▸ SUPPLIED DATA:

● ● ●

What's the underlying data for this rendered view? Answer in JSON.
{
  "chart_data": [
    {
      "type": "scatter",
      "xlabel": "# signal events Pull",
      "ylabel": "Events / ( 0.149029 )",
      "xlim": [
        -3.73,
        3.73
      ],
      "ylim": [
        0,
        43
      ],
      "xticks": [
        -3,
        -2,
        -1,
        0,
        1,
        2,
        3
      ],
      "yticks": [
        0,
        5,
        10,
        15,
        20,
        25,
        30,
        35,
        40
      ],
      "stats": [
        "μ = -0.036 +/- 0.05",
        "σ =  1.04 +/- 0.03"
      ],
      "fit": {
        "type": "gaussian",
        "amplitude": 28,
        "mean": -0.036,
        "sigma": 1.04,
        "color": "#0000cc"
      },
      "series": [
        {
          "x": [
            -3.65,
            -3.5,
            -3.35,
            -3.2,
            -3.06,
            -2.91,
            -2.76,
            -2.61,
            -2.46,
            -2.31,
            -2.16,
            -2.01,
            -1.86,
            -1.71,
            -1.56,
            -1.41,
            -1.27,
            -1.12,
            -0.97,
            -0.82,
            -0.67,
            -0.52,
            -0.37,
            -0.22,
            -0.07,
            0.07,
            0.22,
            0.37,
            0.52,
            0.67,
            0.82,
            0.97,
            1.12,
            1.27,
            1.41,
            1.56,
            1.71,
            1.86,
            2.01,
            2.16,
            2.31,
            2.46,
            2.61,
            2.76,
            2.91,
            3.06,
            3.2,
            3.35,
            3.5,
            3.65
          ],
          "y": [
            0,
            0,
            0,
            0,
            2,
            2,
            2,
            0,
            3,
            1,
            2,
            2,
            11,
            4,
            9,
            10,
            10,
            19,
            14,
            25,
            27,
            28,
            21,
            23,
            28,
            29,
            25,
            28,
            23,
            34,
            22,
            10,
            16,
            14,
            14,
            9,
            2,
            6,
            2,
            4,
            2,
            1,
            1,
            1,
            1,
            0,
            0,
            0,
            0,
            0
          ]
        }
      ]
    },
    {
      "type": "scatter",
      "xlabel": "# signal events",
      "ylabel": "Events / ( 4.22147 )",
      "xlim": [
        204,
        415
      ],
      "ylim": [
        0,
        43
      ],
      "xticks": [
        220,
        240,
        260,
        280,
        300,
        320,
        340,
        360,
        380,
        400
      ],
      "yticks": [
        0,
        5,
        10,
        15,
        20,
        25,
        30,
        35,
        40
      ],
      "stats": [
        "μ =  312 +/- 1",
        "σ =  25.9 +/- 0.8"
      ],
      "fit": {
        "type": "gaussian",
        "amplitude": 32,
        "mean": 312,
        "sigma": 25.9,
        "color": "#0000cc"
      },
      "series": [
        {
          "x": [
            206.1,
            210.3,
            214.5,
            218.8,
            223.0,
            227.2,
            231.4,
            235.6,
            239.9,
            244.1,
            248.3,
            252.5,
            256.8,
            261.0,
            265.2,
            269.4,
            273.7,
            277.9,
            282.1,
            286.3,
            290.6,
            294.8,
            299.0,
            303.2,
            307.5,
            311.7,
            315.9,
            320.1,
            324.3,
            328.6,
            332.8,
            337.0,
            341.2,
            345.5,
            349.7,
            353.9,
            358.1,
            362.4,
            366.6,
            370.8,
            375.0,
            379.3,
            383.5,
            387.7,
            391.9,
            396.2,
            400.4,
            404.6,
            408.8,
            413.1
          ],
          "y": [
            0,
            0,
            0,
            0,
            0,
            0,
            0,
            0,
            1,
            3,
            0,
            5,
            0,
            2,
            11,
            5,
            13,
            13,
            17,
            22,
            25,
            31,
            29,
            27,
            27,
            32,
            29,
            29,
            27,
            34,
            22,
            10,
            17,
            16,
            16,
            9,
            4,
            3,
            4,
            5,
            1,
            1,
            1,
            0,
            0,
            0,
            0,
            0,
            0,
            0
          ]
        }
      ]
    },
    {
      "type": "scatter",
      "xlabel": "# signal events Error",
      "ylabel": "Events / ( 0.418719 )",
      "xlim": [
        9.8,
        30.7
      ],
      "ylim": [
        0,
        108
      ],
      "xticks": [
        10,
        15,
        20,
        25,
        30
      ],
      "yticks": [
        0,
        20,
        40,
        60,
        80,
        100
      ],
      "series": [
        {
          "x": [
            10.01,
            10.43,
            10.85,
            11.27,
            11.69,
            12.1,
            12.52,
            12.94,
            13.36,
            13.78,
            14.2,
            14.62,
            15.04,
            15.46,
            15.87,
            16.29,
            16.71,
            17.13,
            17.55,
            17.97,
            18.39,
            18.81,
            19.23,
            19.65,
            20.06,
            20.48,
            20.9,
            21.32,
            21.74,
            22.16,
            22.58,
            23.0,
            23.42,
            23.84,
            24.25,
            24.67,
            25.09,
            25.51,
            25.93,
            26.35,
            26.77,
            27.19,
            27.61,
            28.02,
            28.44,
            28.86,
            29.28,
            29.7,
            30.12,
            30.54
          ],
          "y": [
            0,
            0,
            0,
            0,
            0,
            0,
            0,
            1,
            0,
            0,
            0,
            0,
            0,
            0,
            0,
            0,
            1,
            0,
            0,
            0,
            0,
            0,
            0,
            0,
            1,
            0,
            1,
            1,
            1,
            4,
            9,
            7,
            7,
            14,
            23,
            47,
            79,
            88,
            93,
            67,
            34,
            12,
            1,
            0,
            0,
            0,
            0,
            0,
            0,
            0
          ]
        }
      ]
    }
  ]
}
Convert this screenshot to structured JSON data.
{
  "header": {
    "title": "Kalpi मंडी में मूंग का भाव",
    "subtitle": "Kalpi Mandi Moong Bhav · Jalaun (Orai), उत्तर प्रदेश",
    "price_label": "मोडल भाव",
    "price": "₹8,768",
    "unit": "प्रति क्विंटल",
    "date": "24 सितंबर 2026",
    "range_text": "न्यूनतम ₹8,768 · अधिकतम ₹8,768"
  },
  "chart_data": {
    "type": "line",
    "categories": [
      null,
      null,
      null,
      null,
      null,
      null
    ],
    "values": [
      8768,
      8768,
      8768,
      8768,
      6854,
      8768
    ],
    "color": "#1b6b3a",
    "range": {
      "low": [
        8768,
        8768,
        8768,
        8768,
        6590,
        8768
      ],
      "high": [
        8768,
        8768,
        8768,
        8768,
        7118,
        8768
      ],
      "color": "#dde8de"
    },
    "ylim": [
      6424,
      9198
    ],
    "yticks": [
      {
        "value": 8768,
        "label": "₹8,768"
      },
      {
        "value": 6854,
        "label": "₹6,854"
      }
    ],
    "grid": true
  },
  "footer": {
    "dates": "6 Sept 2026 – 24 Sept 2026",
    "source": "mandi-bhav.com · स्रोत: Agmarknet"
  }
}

● ● ●

▸ PROBLEM TO SOLVE: Each line in the entries above that includes the string "Kalpi" should be extracted.

▸ SOLUTION TO THE PROBLEM:
    "title": "Kalpi मंडी में मूंग का भाव",
    "subtitle": "Kalpi Mandi Moong Bhav · Jalaun (Orai), उत्तर प्रदेश",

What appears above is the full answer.